▶ _Task instructions_
Leave out the pictures and retype exactly the lines from the line with "Read this page and output its text content." through the end of the listing below.
>> Start
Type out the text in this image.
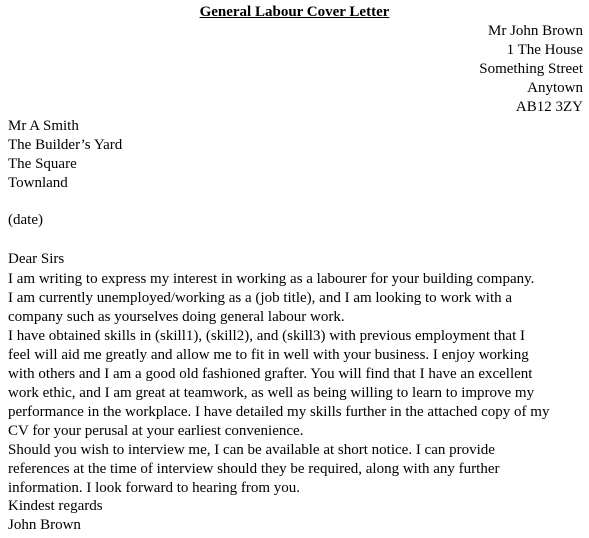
General Labour Cover Letter
Mr John Brown
1 The House
Something Street
Anytown
AB12 3ZY
Mr A Smith
The Builder’s Yard
The Square
Townland
(date)
Dear Sirs
I am writing to express my interest in working as a labourer for your building company.
I am currently unemployed/working as a (job title), and I am looking to work with a
company such as yourselves doing general labour work.
I have obtained skills in (skill1), (skill2), and (skill3) with previous employment that I
feel will aid me greatly and allow me to fit in well with your business. I enjoy working
with others and I am a good old fashioned grafter. You will find that I have an excellent
work ethic, and I am great at teamwork, as well as being willing to learn to improve my
performance in the workplace. I have detailed my skills further in the attached copy of my
CV for your perusal at your earliest convenience.
Should you wish to interview me, I can be available at short notice. I can provide
references at the time of interview should they be required, along with any further
information. I look forward to hearing from you.
Kindest regards
John Brown
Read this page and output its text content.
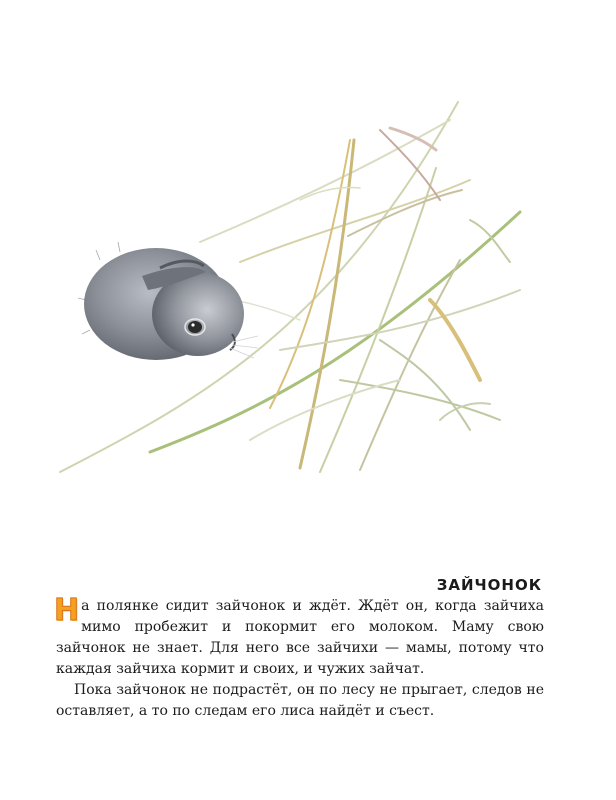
ЗАЙЧОНОК

На полянке сидит зайчонок и ждёт. Ждёт он, когда зайчиха мимо пробежит и покормит его молоком. Маму свою зайчонок не знает. Для него все зайчихи — мамы, потому что каждая зайчиха кормит и своих, и чужих зайчат.

Пока зайчонок не подрастёт, он по лесу не прыгает, следов не оставляет, а то по следам его лиса найдёт и съест.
>> End
▶ _Solution for this exercise_
Read this page and output its text content.
ЗАЙЧОНОК

На полянке сидит зайчонок и ждёт. Ждёт он, когда зайчиха мимо пробежит и покормит его молоком. Маму свою зайчонок не знает. Для него все зайчихи — мамы, потому что каждая зайчиха кормит и своих, и чужих зайчат.

Пока зайчонок не подрастёт, он по лесу не прыгает, следов не оставляет, а то по следам его лиса найдёт и съест.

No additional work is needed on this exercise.